Material for the task.

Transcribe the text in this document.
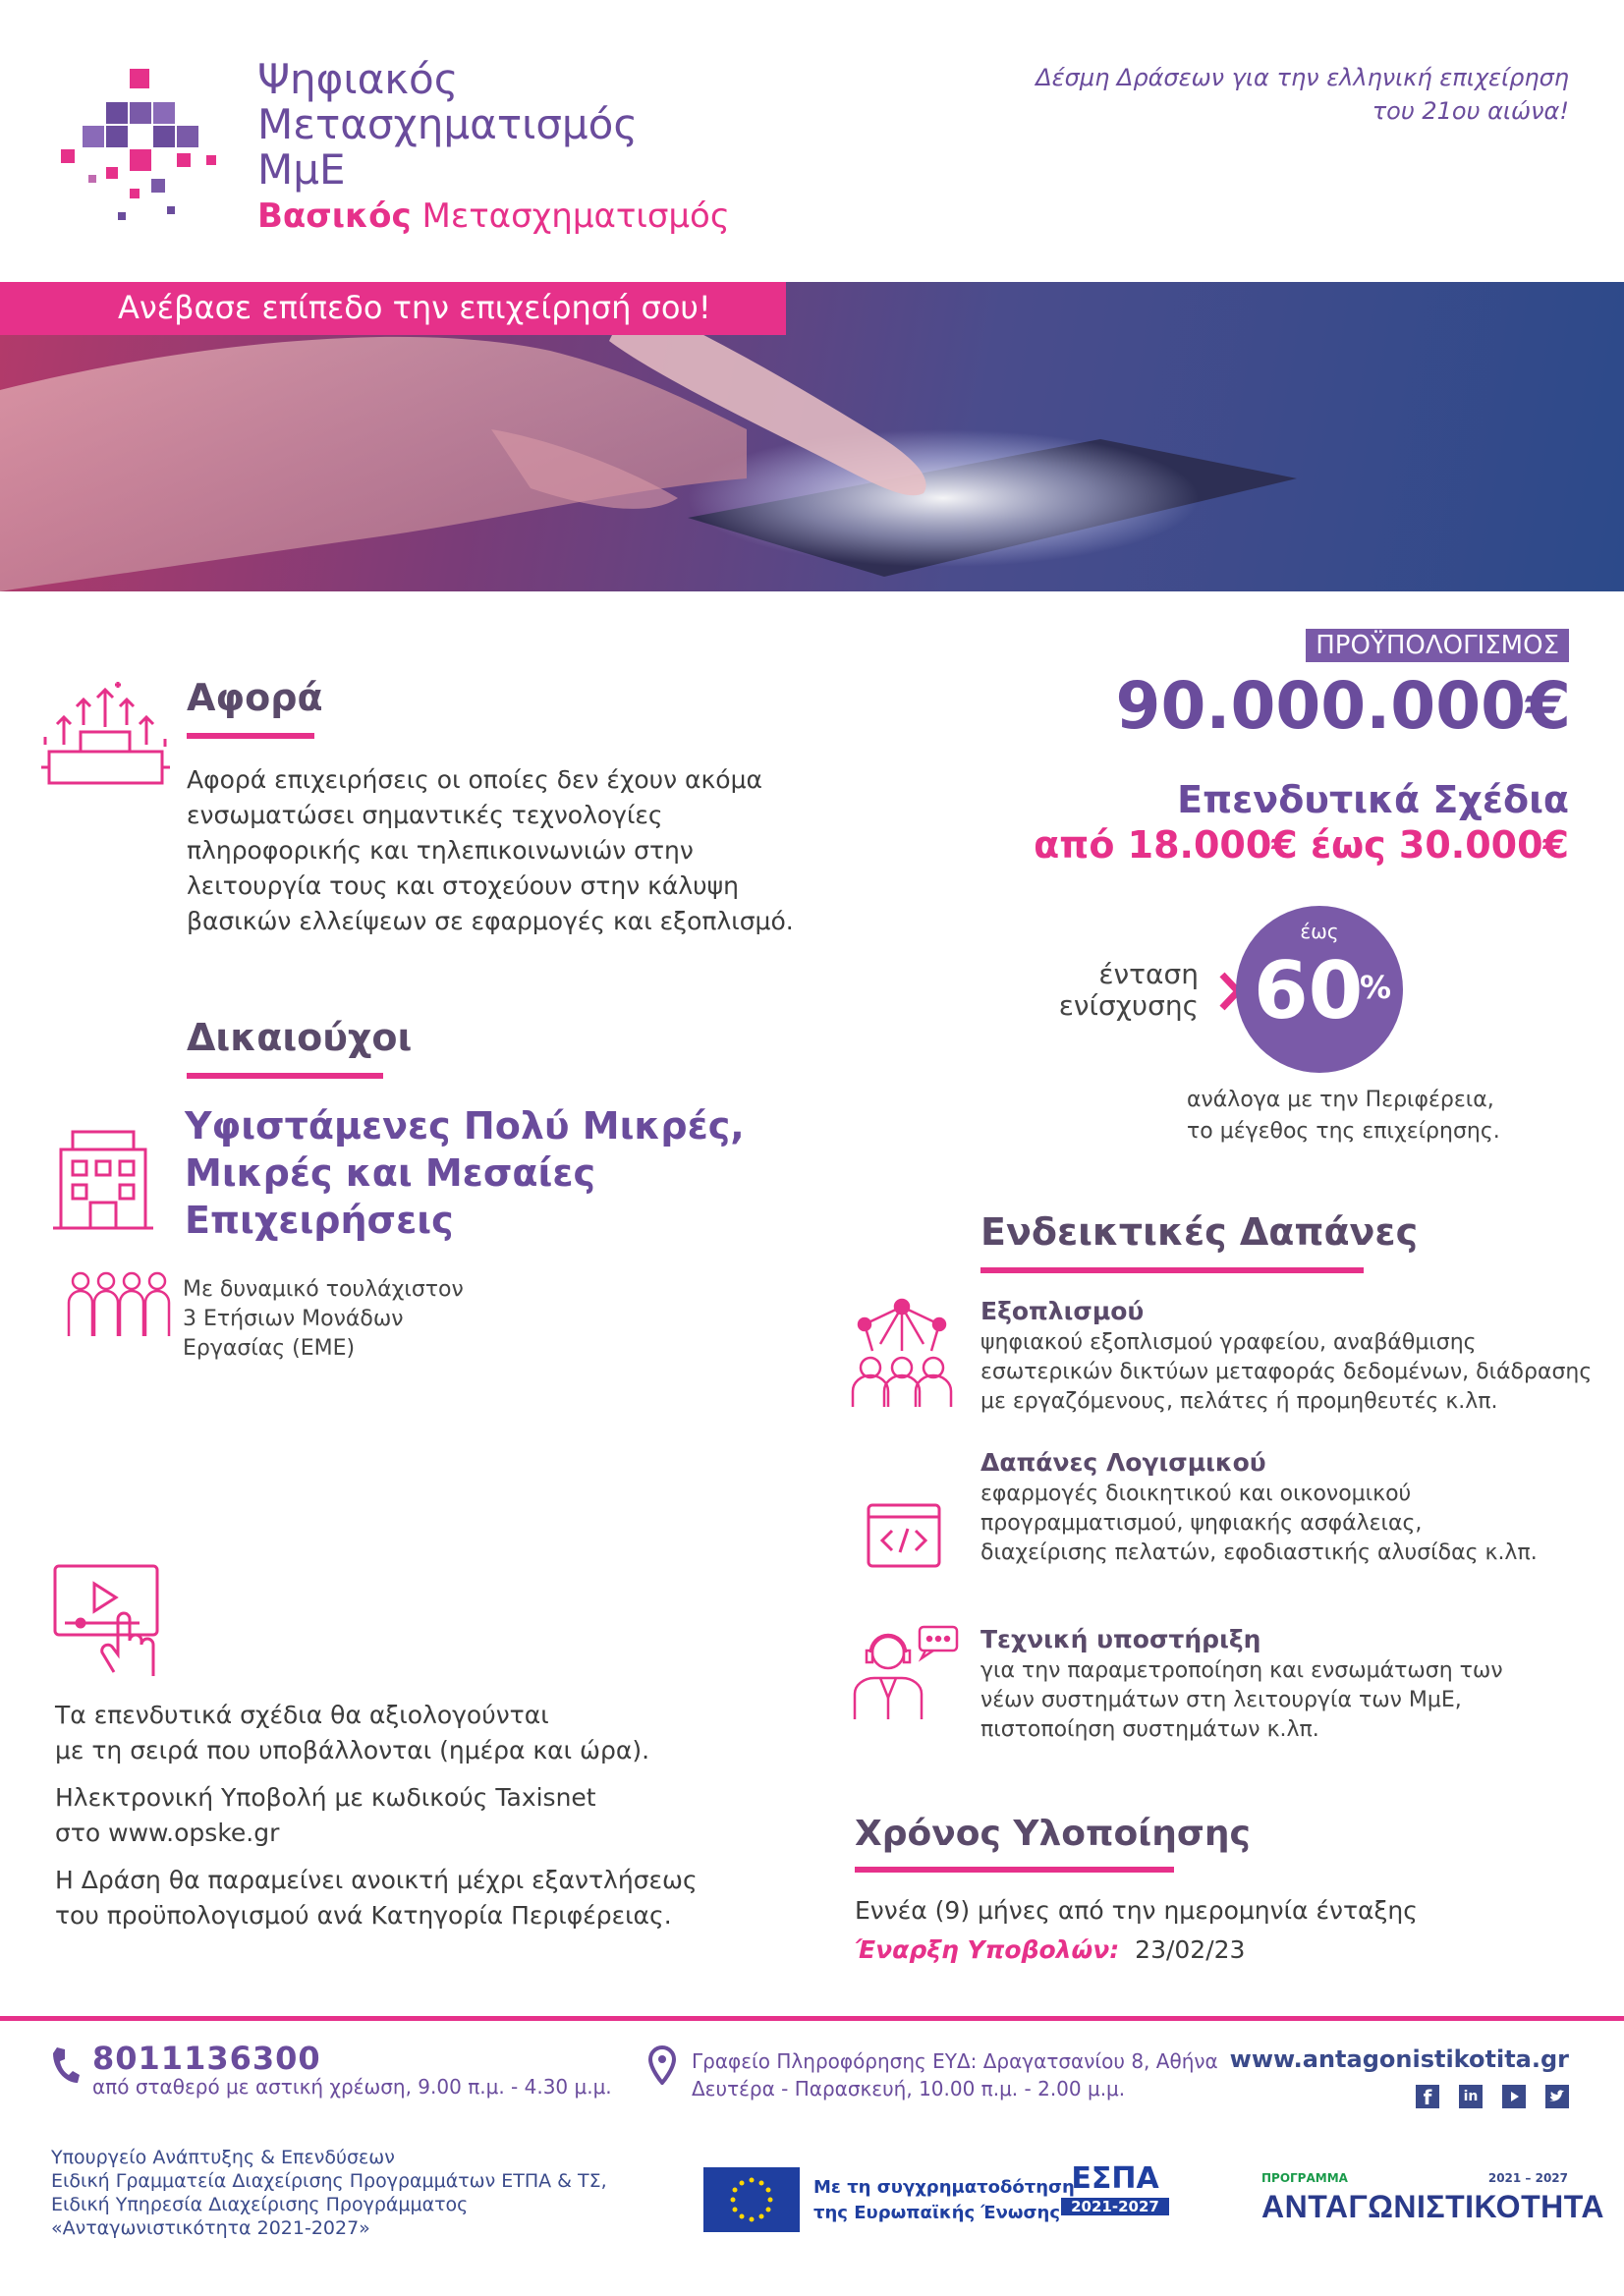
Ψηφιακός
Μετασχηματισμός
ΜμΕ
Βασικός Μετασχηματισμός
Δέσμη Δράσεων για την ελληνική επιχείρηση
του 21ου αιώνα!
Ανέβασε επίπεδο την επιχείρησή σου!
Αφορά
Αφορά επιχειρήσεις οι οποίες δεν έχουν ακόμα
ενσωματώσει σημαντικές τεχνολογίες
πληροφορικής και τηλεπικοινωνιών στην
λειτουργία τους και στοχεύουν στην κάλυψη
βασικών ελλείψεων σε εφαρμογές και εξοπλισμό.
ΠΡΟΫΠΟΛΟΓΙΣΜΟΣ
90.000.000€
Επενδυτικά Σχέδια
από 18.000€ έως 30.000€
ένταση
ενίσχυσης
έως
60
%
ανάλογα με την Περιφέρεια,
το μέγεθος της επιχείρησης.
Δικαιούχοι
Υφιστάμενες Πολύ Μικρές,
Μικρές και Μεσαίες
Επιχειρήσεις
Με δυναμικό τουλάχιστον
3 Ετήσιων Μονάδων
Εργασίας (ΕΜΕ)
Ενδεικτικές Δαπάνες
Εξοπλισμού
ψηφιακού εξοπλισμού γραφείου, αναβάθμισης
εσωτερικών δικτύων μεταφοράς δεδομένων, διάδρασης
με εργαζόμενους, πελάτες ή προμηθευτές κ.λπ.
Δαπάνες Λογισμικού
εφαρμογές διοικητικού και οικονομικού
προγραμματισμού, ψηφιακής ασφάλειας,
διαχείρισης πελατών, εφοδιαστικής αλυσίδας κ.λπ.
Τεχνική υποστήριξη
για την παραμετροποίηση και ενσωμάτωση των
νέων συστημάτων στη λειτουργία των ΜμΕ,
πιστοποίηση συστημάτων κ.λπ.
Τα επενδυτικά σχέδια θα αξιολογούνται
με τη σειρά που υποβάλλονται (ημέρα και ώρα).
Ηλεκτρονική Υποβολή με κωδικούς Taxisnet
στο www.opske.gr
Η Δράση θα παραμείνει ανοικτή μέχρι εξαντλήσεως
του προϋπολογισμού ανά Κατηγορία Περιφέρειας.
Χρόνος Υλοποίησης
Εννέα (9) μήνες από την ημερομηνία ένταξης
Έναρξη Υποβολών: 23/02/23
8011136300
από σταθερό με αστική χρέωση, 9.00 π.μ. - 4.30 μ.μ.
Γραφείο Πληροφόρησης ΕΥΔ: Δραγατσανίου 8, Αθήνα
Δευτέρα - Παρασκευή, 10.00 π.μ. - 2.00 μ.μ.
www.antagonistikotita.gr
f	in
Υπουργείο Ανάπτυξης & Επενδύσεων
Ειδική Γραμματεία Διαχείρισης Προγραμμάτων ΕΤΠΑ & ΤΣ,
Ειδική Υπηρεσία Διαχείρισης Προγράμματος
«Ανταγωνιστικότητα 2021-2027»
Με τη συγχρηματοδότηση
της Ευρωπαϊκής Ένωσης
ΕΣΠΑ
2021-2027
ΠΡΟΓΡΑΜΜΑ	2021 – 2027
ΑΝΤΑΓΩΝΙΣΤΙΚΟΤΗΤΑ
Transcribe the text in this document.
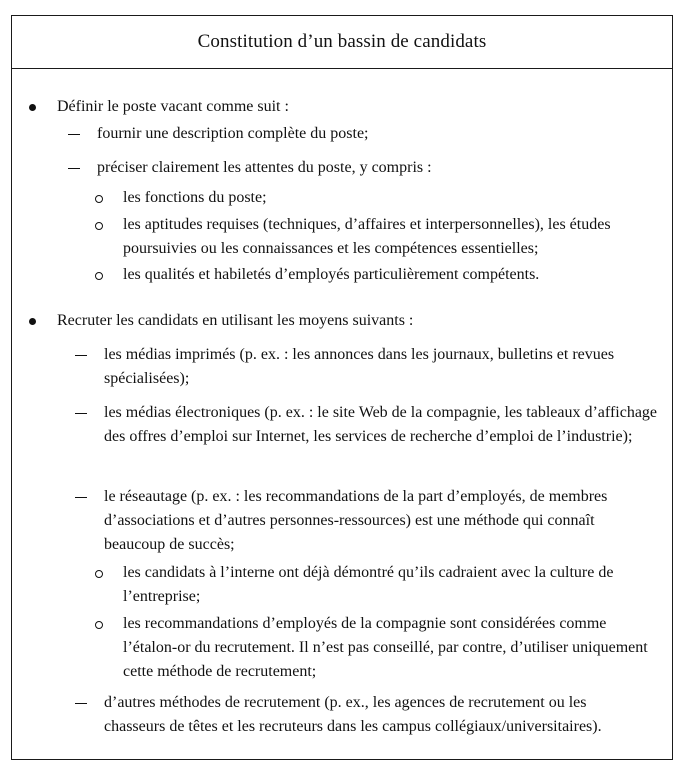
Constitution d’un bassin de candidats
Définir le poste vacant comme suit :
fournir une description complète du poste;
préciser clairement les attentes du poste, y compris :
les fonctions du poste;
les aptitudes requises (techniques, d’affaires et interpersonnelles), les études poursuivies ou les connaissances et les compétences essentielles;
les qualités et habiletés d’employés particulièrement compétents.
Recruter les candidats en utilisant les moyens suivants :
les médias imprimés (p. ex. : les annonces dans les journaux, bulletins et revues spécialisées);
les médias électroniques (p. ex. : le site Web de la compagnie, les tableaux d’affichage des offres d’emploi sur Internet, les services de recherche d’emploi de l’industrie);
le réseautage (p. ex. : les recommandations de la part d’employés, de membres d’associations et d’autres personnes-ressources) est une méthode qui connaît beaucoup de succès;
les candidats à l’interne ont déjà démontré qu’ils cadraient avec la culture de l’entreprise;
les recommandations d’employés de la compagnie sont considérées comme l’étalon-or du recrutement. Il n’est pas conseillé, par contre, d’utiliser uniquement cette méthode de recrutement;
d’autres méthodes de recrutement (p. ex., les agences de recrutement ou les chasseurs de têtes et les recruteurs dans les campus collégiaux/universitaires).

Exercise directions. Restate the whole of the material word for word without the pictures.

Response for this exercise.
Transcribe the text in this document.
Ψηφιακός
Μετασχηματισμός
ΜμΕ
Βασικός Μετασχηματισμός
Δέσμη Δράσεων για την ελληνική επιχείρηση
του 21ου αιώνα!
Ανέβασε επίπεδο την επιχείρησή σου!
Αφορά
Αφορά επιχειρήσεις οι οποίες δεν έχουν ακόμα
ενσωματώσει σημαντικές τεχνολογίες
πληροφορικής και τηλεπικοινωνιών στην
λειτουργία τους και στοχεύουν στην κάλυψη
βασικών ελλείψεων σε εφαρμογές και εξοπλισμό.
ΠΡΟΫΠΟΛΟΓΙΣΜΟΣ
90.000.000€
Επενδυτικά Σχέδια
από 18.000€ έως 30.000€
ένταση
ενίσχυσης
έως
60
%
ανάλογα με την Περιφέρεια,
το μέγεθος της επιχείρησης.
Δικαιούχοι
Υφιστάμενες Πολύ Μικρές,
Μικρές και Μεσαίες
Επιχειρήσεις
Με δυναμικό τουλάχιστον
3 Ετήσιων Μονάδων
Εργασίας (ΕΜΕ)
Ενδεικτικές Δαπάνες
Εξοπλισμού
ψηφιακού εξοπλισμού γραφείου, αναβάθμισης
εσωτερικών δικτύων μεταφοράς δεδομένων, διάδρασης
με εργαζόμενους, πελάτες ή προμηθευτές κ.λπ.
Δαπάνες Λογισμικού
εφαρμογές διοικητικού και οικονομικού
προγραμματισμού, ψηφιακής ασφάλειας,
διαχείρισης πελατών, εφοδιαστικής αλυσίδας κ.λπ.
Τεχνική υποστήριξη
για την παραμετροποίηση και ενσωμάτωση των
νέων συστημάτων στη λειτουργία των ΜμΕ,
πιστοποίηση συστημάτων κ.λπ.
Τα επενδυτικά σχέδια θα αξιολογούνται
με τη σειρά που υποβάλλονται (ημέρα και ώρα).
Ηλεκτρονική Υποβολή με κωδικούς Taxisnet
στο www.opske.gr
Η Δράση θα παραμείνει ανοικτή μέχρι εξαντλήσεως
του προϋπολογισμού ανά Κατηγορία Περιφέρειας.
Χρόνος Υλοποίησης
Εννέα (9) μήνες από την ημερομηνία ένταξης
Έναρξη Υποβολών: 23/02/23
8011136300
από σταθερό με αστική χρέωση, 9.00 π.μ. - 4.30 μ.μ.
Γραφείο Πληροφόρησης ΕΥΔ: Δραγατσανίου 8, Αθήνα
Δευτέρα - Παρασκευή, 10.00 π.μ. - 2.00 μ.μ.
www.antagonistikotita.gr
f	in
Υπουργείο Ανάπτυξης & Επενδύσεων
Ειδική Γραμματεία Διαχείρισης Προγραμμάτων ΕΤΠΑ & ΤΣ,
Ειδική Υπηρεσία Διαχείρισης Προγράμματος
«Ανταγωνιστικότητα 2021-2027»
Με τη συγχρηματοδότηση
της Ευρωπαϊκής Ένωσης
ΕΣΠΑ
2021-2027
ΠΡΟΓΡΑΜΜΑ	2021 – 2027
ΑΝΤΑΓΩΝΙΣΤΙΚΟΤΗΤΑ
Transcribe the text in this document.
Constitution d’un bassin de candidats
Définir le poste vacant comme suit :
fournir une description complète du poste;
préciser clairement les attentes du poste, y compris :
les fonctions du poste;
les aptitudes requises (techniques, d’affaires et interpersonnelles), les études poursuivies ou les connaissances et les compétences essentielles;
les qualités et habiletés d’employés particulièrement compétents.
Recruter les candidats en utilisant les moyens suivants :
les médias imprimés (p. ex. : les annonces dans les journaux, bulletins et revues spécialisées);
les médias électroniques (p. ex. : le site Web de la compagnie, les tableaux d’affichage des offres d’emploi sur Internet, les services de recherche d’emploi de l’industrie);
le réseautage (p. ex. : les recommandations de la part d’employés, de membres d’associations et d’autres personnes-ressources) est une méthode qui connaît beaucoup de succès;
les candidats à l’interne ont déjà démontré qu’ils cadraient avec la culture de l’entreprise;
les recommandations d’employés de la compagnie sont considérées comme l’étalon-or du recrutement. Il n’est pas conseillé, par contre, d’utiliser uniquement cette méthode de recrutement;
d’autres méthodes de recrutement (p. ex., les agences de recrutement ou les chasseurs de têtes et les recruteurs dans les campus collégiaux/universitaires).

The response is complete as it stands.